Exercise | Reproduce all records verbatim.
------------------------------------------------------------
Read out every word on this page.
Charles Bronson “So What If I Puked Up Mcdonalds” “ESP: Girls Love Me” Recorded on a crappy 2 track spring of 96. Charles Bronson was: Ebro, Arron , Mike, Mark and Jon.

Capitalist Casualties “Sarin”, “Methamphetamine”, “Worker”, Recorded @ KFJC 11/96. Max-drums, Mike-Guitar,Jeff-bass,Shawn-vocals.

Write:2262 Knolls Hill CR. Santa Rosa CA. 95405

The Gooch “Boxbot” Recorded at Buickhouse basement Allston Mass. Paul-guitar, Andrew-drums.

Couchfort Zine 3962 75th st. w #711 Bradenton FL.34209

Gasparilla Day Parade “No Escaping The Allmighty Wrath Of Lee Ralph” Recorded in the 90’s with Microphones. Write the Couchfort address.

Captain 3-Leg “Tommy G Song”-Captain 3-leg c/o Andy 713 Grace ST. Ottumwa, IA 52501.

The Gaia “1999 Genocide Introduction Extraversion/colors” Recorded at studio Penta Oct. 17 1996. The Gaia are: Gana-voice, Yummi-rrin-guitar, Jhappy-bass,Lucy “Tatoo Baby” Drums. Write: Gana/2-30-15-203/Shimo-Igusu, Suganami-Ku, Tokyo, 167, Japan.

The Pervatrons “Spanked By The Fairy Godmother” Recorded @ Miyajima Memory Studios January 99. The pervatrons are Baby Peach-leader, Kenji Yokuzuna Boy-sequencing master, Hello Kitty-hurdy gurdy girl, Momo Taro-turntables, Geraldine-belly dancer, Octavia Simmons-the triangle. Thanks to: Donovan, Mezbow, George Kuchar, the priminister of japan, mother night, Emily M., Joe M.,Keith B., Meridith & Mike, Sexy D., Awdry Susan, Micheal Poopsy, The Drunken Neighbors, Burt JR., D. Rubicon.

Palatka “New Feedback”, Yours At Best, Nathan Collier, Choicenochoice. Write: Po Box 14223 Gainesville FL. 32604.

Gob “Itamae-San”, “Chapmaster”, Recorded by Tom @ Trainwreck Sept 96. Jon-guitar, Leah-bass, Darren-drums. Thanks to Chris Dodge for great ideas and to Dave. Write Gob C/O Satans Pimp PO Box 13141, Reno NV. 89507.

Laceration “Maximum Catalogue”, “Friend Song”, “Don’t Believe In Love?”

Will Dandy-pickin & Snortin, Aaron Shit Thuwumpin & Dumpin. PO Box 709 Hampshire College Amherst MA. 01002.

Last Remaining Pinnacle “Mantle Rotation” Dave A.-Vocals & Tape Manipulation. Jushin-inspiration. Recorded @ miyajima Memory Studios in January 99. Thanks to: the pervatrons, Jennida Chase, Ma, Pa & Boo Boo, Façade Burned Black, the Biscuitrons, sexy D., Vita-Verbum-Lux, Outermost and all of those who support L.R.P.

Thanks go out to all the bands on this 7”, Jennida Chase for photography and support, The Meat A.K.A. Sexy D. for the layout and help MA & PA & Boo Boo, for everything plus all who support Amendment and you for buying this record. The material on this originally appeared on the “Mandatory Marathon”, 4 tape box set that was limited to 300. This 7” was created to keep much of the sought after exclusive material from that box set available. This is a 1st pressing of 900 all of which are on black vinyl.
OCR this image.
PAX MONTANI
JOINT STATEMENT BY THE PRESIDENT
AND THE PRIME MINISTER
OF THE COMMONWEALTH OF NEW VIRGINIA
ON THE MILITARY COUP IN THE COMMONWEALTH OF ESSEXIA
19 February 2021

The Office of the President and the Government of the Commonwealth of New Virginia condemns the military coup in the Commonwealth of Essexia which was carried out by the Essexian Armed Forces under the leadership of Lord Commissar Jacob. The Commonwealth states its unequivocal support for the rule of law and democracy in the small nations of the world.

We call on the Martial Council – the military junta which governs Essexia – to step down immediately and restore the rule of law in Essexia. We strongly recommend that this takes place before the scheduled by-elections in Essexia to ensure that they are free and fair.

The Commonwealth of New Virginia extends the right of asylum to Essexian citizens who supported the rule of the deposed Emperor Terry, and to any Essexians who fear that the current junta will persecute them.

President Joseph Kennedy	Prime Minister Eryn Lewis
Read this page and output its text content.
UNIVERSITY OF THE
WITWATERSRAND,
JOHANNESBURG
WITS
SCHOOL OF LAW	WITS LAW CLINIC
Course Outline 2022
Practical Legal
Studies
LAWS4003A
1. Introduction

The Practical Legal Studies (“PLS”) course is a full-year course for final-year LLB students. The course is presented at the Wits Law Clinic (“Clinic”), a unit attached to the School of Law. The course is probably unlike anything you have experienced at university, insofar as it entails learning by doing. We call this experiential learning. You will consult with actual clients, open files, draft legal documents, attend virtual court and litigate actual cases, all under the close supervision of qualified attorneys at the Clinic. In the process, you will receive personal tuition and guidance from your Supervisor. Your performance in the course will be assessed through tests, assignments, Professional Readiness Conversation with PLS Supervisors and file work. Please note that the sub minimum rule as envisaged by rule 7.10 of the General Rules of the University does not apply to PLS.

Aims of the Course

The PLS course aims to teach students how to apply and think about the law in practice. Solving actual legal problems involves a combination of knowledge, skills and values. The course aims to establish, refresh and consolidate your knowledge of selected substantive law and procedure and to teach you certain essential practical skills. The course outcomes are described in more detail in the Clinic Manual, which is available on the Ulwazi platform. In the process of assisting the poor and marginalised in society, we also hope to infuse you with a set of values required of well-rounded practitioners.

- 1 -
------------------------------------------------------------
Worked solution |
Read out every word on this page.
Charles Bronson “So What If I Puked Up Mcdonalds” “ESP: Girls Love Me” Recorded on a crappy 2 track spring of 96. Charles Bronson was: Ebro, Arron , Mike, Mark and Jon.

Capitalist Casualties “Sarin”, “Methamphetamine”, “Worker”, Recorded @ KFJC 11/96. Max-drums, Mike-Guitar,Jeff-bass,Shawn-vocals.

Write:2262 Knolls Hill CR. Santa Rosa CA. 95405

The Gooch “Boxbot” Recorded at Buickhouse basement Allston Mass. Paul-guitar, Andrew-drums.

Couchfort Zine 3962 75th st. w #711 Bradenton FL.34209

Gasparilla Day Parade “No Escaping The Allmighty Wrath Of Lee Ralph” Recorded in the 90’s with Microphones. Write the Couchfort address.

Captain 3-Leg “Tommy G Song”-Captain 3-leg c/o Andy 713 Grace ST. Ottumwa, IA 52501.

The Gaia “1999 Genocide Introduction Extraversion/colors” Recorded at studio Penta Oct. 17 1996. The Gaia are: Gana-voice, Yummi-rrin-guitar, Jhappy-bass,Lucy “Tatoo Baby” Drums. Write: Gana/2-30-15-203/Shimo-Igusu, Suganami-Ku, Tokyo, 167, Japan.

The Pervatrons “Spanked By The Fairy Godmother” Recorded @ Miyajima Memory Studios January 99. The pervatrons are Baby Peach-leader, Kenji Yokuzuna Boy-sequencing master, Hello Kitty-hurdy gurdy girl, Momo Taro-turntables, Geraldine-belly dancer, Octavia Simmons-the triangle. Thanks to: Donovan, Mezbow, George Kuchar, the priminister of japan, mother night, Emily M., Joe M.,Keith B., Meridith & Mike, Sexy D., Awdry Susan, Micheal Poopsy, The Drunken Neighbors, Burt JR., D. Rubicon.

Palatka “New Feedback”, Yours At Best, Nathan Collier, Choicenochoice. Write: Po Box 14223 Gainesville FL. 32604.

Gob “Itamae-San”, “Chapmaster”, Recorded by Tom @ Trainwreck Sept 96. Jon-guitar, Leah-bass, Darren-drums. Thanks to Chris Dodge for great ideas and to Dave. Write Gob C/O Satans Pimp PO Box 13141, Reno NV. 89507.

Laceration “Maximum Catalogue”, “Friend Song”, “Don’t Believe In Love?”

Will Dandy-pickin & Snortin, Aaron Shit Thuwumpin & Dumpin. PO Box 709 Hampshire College Amherst MA. 01002.

Last Remaining Pinnacle “Mantle Rotation” Dave A.-Vocals & Tape Manipulation. Jushin-inspiration. Recorded @ miyajima Memory Studios in January 99. Thanks to: the pervatrons, Jennida Chase, Ma, Pa & Boo Boo, Façade Burned Black, the Biscuitrons, sexy D., Vita-Verbum-Lux, Outermost and all of those who support L.R.P.

Thanks go out to all the bands on this 7”, Jennida Chase for photography and support, The Meat A.K.A. Sexy D. for the layout and help MA & PA & Boo Boo, for everything plus all who support Amendment and you for buying this record. The material on this originally appeared on the “Mandatory Marathon”, 4 tape box set that was limited to 300. This 7” was created to keep much of the sought after exclusive material from that box set available. This is a 1st pressing of 900 all of which are on black vinyl.
OCR this image.
PAX MONTANI
JOINT STATEMENT BY THE PRESIDENT
AND THE PRIME MINISTER
OF THE COMMONWEALTH OF NEW VIRGINIA
ON THE MILITARY COUP IN THE COMMONWEALTH OF ESSEXIA
19 February 2021

The Office of the President and the Government of the Commonwealth of New Virginia condemns the military coup in the Commonwealth of Essexia which was carried out by the Essexian Armed Forces under the leadership of Lord Commissar Jacob. The Commonwealth states its unequivocal support for the rule of law and democracy in the small nations of the world.

We call on the Martial Council – the military junta which governs Essexia – to step down immediately and restore the rule of law in Essexia. We strongly recommend that this takes place before the scheduled by-elections in Essexia to ensure that they are free and fair.

The Commonwealth of New Virginia extends the right of asylum to Essexian citizens who supported the rule of the deposed Emperor Terry, and to any Essexians who fear that the current junta will persecute them.

President Joseph Kennedy	Prime Minister Eryn Lewis
Read this page and output its text content.
UNIVERSITY OF THE
WITWATERSRAND,
JOHANNESBURG
WITS
SCHOOL OF LAW	WITS LAW CLINIC
Course Outline 2022
Practical Legal
Studies
LAWS4003A
1. Introduction

The Practical Legal Studies (“PLS”) course is a full-year course for final-year LLB students. The course is presented at the Wits Law Clinic (“Clinic”), a unit attached to the School of Law. The course is probably unlike anything you have experienced at university, insofar as it entails learning by doing. We call this experiential learning. You will consult with actual clients, open files, draft legal documents, attend virtual court and litigate actual cases, all under the close supervision of qualified attorneys at the Clinic. In the process, you will receive personal tuition and guidance from your Supervisor. Your performance in the course will be assessed through tests, assignments, Professional Readiness Conversation with PLS Supervisors and file work. Please note that the sub minimum rule as envisaged by rule 7.10 of the General Rules of the University does not apply to PLS.

Aims of the Course

The PLS course aims to teach students how to apply and think about the law in practice. Solving actual legal problems involves a combination of knowledge, skills and values. The course aims to establish, refresh and consolidate your knowledge of selected substantive law and procedure and to teach you certain essential practical skills. The course outcomes are described in more detail in the Clinic Manual, which is available on the Ulwazi platform. In the process of assisting the poor and marginalised in society, we also hope to infuse you with a set of values required of well-rounded practitioners.

- 1 -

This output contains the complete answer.